--- Start ---

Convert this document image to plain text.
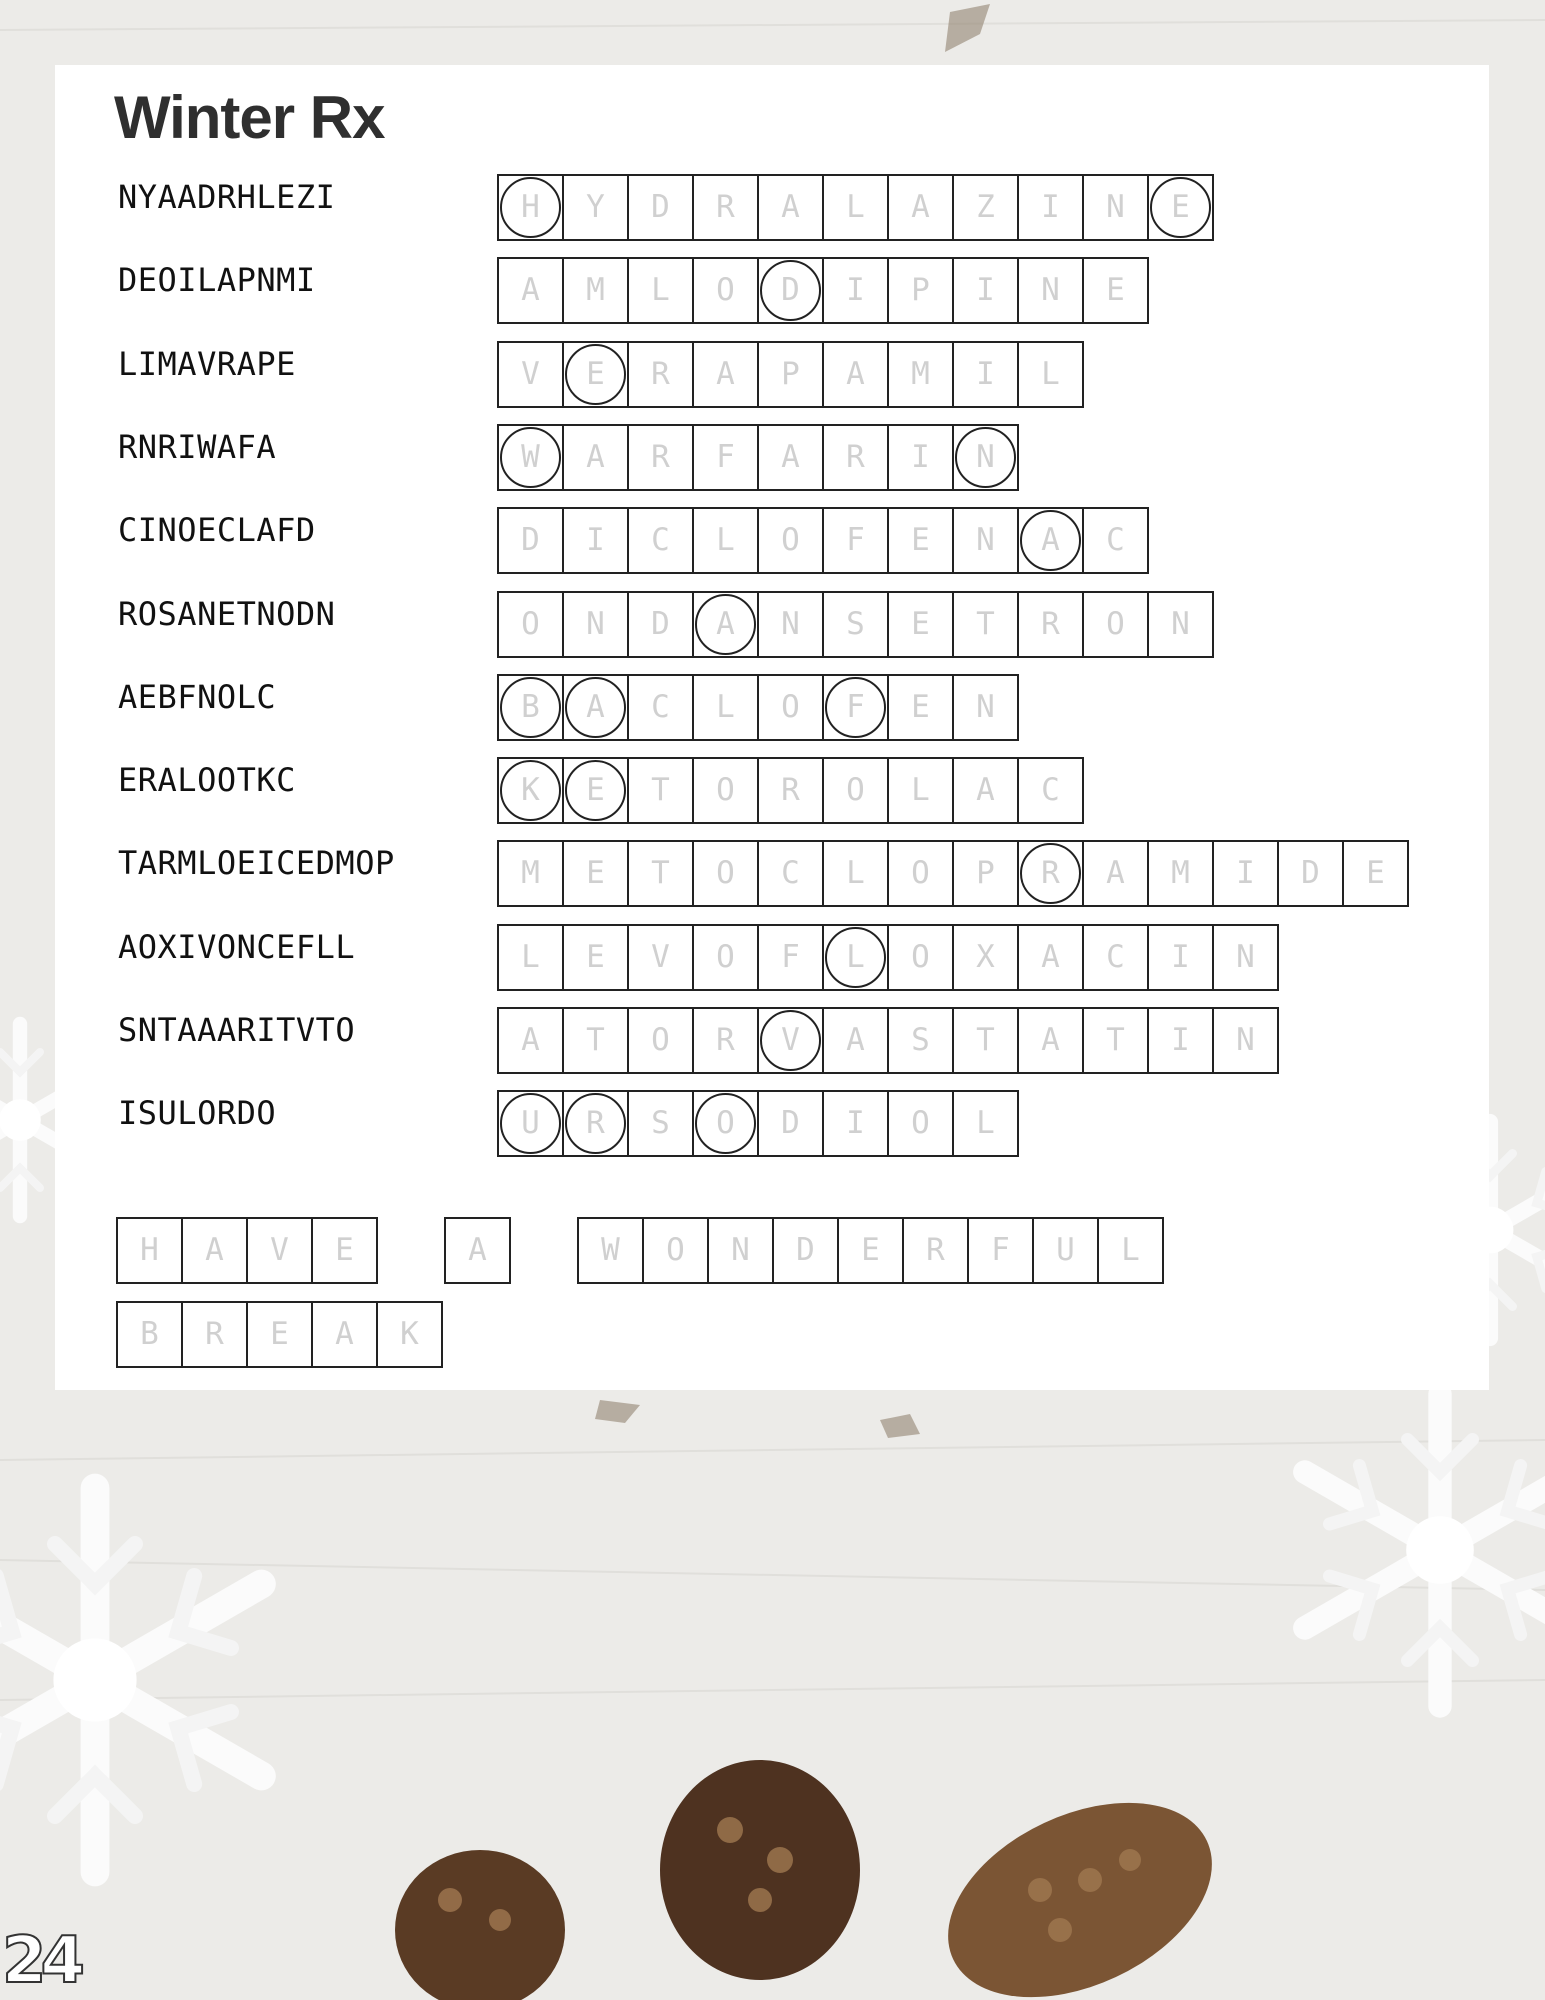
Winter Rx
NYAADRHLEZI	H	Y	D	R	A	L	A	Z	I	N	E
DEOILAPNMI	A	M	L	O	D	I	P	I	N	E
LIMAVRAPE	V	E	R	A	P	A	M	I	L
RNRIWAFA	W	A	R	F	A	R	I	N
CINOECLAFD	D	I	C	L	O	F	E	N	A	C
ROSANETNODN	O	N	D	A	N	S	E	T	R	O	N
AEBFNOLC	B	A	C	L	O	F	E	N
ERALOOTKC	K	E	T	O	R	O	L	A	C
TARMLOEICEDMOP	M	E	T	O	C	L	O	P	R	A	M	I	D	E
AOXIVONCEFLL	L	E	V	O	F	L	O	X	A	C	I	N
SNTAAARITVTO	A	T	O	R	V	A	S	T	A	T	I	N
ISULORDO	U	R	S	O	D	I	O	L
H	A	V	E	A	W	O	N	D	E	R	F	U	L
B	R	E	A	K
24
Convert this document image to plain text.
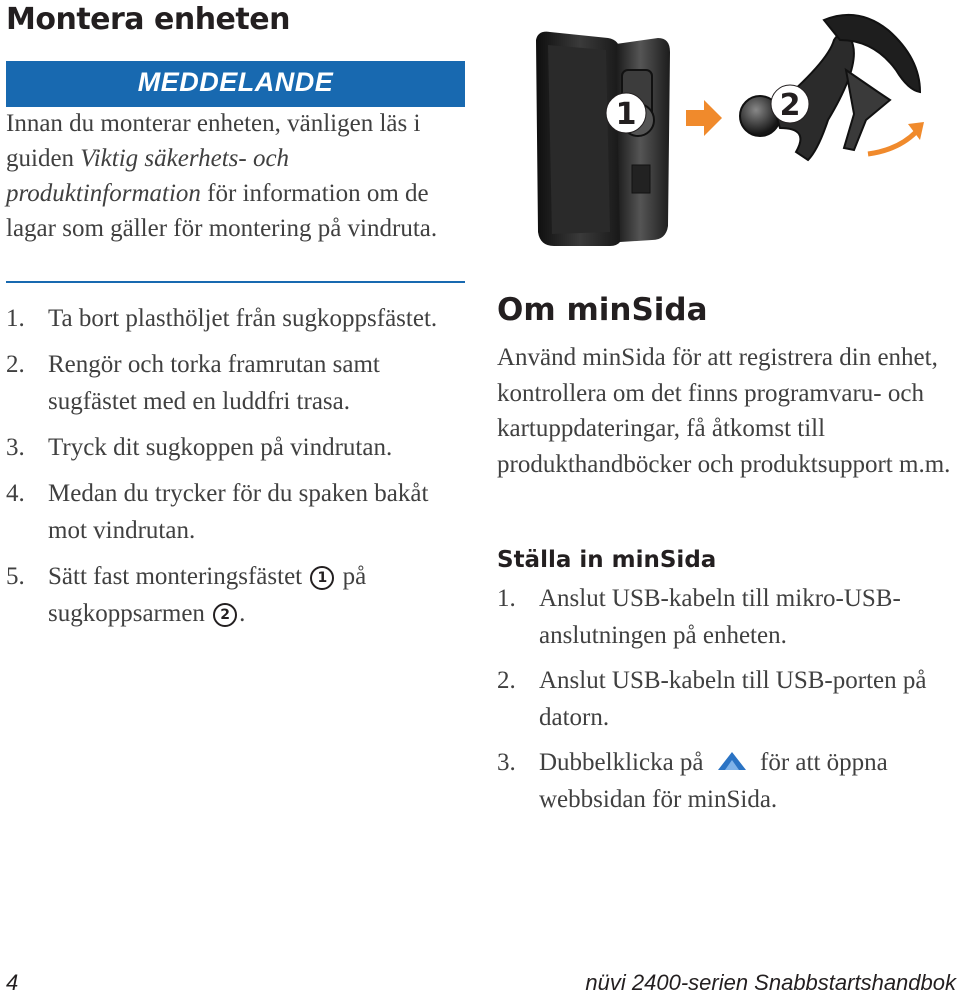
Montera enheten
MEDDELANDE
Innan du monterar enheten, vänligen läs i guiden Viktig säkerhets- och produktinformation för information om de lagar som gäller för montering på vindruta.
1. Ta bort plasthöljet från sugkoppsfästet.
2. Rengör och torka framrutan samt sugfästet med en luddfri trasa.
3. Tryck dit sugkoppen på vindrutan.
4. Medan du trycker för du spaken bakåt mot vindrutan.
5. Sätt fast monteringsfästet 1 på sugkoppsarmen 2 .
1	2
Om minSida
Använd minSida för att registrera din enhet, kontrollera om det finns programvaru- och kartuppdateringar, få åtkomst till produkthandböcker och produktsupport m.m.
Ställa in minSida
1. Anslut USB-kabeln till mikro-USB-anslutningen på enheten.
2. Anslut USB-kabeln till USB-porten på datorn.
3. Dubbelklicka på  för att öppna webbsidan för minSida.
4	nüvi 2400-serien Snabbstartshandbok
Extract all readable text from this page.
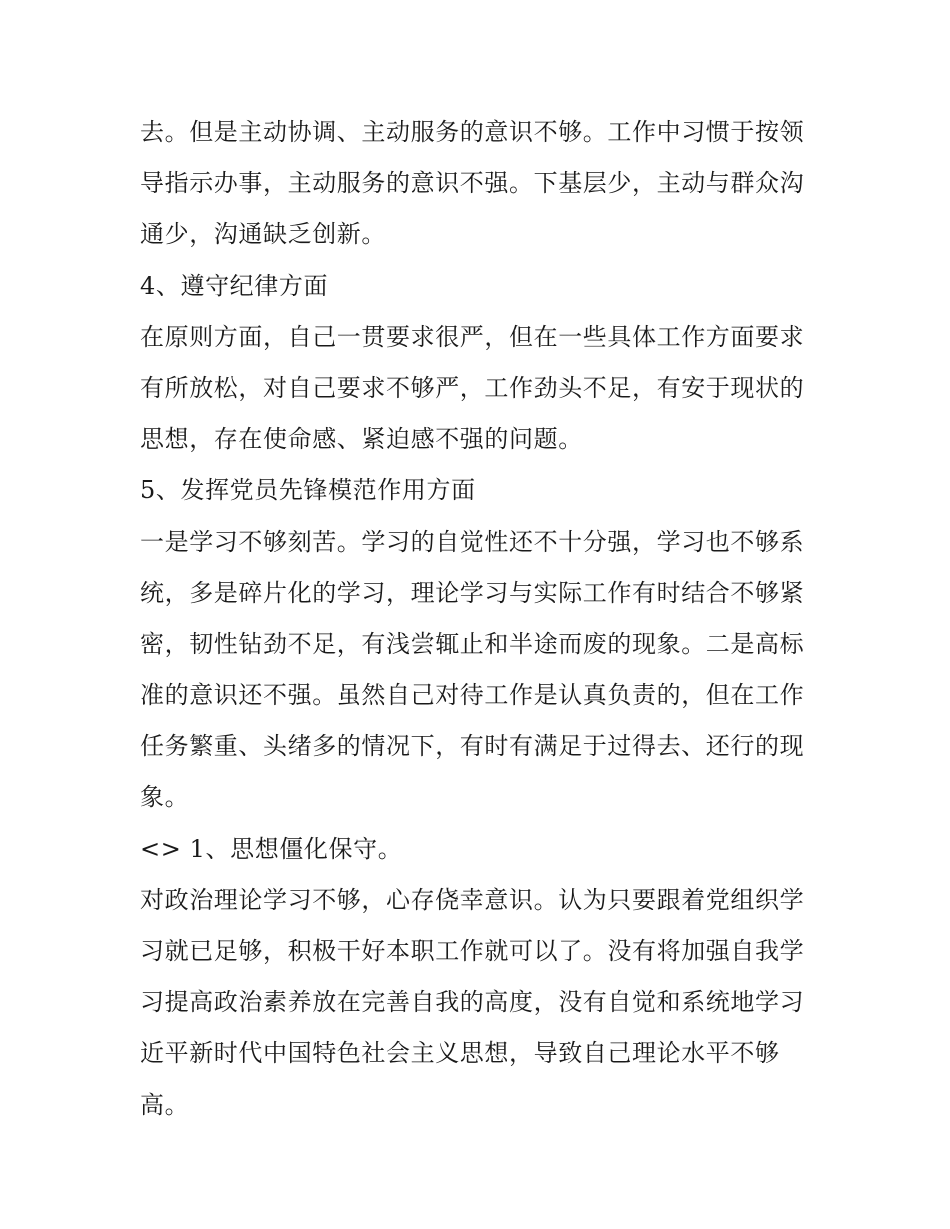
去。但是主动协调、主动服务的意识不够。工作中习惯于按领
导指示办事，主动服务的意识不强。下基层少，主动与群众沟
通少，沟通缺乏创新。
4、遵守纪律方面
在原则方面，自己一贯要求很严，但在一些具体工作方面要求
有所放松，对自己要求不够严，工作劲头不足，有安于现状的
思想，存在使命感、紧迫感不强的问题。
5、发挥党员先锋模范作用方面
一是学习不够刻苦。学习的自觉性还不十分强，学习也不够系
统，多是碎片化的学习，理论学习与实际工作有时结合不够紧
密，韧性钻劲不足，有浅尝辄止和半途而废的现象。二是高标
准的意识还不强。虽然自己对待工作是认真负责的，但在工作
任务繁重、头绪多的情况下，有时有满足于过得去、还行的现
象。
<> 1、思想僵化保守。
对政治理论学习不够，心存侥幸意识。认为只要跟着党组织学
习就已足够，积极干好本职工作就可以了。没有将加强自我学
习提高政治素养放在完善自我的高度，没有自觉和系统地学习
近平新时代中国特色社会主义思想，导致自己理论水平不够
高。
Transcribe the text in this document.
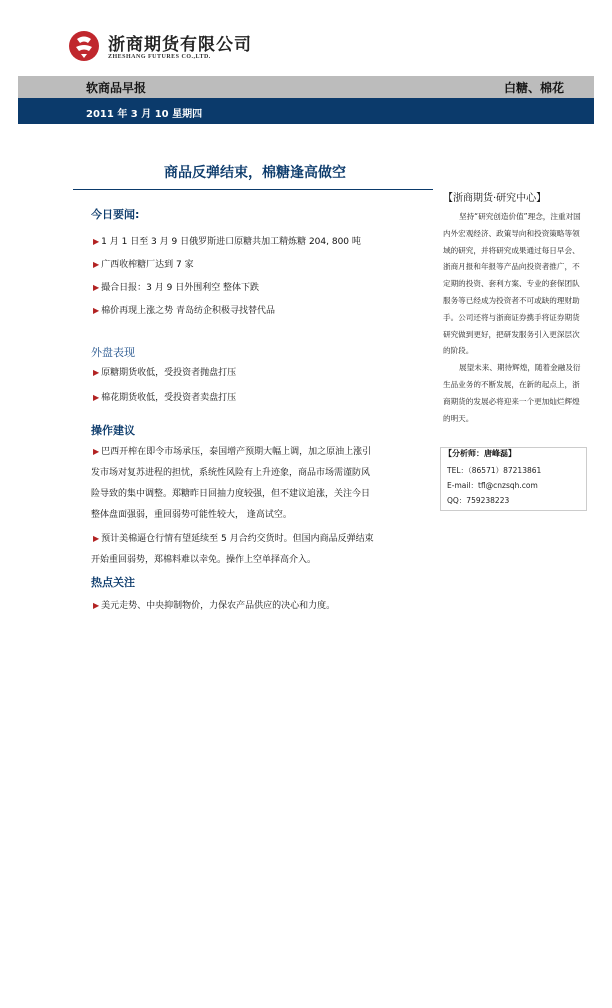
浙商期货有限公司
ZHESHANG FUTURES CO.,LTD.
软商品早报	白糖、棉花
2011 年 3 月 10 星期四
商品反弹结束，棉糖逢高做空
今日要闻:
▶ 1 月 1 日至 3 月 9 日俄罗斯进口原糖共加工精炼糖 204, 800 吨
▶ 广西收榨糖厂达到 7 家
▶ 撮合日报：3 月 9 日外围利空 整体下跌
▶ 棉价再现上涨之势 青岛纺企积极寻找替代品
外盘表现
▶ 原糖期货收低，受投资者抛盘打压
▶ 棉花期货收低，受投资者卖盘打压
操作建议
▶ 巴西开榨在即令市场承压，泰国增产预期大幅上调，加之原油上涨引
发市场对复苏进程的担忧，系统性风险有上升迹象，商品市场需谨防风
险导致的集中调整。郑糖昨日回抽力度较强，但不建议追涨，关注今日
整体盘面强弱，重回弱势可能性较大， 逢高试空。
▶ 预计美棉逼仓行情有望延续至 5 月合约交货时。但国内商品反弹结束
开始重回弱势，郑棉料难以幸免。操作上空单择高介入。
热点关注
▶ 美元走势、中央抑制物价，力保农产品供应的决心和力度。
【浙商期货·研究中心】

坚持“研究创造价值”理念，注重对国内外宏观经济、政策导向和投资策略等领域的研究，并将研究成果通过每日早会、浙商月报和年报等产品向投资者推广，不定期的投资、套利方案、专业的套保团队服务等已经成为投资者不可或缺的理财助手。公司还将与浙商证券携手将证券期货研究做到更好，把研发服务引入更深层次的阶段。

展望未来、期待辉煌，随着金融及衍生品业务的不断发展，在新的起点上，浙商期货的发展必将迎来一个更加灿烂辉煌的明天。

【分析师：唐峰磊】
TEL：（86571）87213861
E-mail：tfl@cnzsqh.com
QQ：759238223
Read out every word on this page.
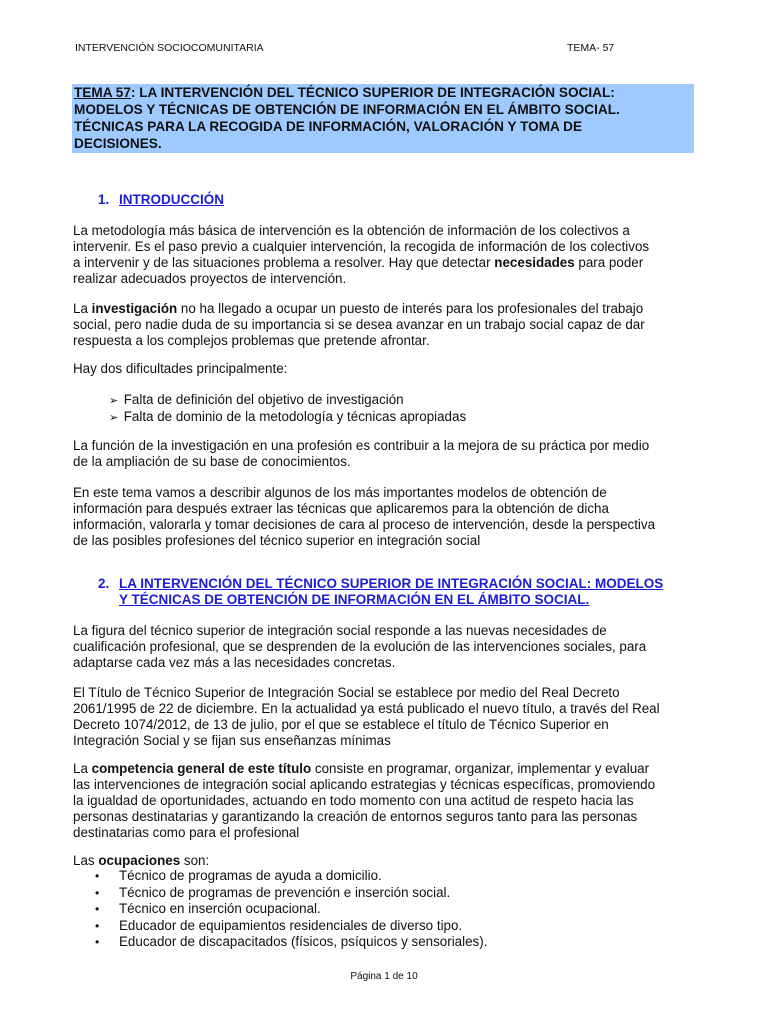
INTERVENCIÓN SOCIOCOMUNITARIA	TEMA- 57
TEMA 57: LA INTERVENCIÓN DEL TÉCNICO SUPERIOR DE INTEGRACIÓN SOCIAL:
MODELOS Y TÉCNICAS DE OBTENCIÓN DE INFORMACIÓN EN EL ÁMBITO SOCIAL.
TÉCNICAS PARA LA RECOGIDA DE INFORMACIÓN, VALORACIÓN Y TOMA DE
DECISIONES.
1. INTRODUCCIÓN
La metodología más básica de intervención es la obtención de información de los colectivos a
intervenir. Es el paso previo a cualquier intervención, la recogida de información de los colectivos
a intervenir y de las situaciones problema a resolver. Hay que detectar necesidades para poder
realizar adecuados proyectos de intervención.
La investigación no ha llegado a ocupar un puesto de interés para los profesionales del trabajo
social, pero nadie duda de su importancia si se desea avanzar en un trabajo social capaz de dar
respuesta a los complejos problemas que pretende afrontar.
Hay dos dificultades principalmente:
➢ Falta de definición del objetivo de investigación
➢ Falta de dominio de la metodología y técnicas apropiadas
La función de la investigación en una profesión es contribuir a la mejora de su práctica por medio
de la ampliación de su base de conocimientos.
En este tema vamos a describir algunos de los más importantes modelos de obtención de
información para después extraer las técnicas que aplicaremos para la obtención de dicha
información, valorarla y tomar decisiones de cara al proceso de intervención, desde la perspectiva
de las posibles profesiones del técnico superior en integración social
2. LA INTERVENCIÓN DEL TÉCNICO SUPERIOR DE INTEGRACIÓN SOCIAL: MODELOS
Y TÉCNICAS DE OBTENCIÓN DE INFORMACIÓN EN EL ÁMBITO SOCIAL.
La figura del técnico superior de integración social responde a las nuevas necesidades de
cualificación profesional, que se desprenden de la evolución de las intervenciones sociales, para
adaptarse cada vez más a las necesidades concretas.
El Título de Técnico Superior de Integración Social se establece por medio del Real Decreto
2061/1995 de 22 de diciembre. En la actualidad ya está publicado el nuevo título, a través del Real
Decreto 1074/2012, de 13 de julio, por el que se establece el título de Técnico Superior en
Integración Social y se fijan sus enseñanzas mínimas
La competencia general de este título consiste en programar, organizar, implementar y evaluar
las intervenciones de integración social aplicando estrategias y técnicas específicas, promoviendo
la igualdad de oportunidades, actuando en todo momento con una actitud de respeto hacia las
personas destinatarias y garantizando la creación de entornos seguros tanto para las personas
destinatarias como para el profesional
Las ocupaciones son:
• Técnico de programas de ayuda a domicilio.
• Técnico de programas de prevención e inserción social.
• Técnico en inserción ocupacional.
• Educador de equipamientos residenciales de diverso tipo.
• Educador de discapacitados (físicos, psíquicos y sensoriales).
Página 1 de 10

--- End ---

WRITTEN EXERCISE:
In the entries above, identify each line that includes the string "colectivos", then copy it.

OUTPUT FOR THIS EXERCISE:
La metodología más básica de intervención es la obtención de información de los colectivos a
intervenir. Es el paso previo a cualquier intervención, la recogida de información de los colectivos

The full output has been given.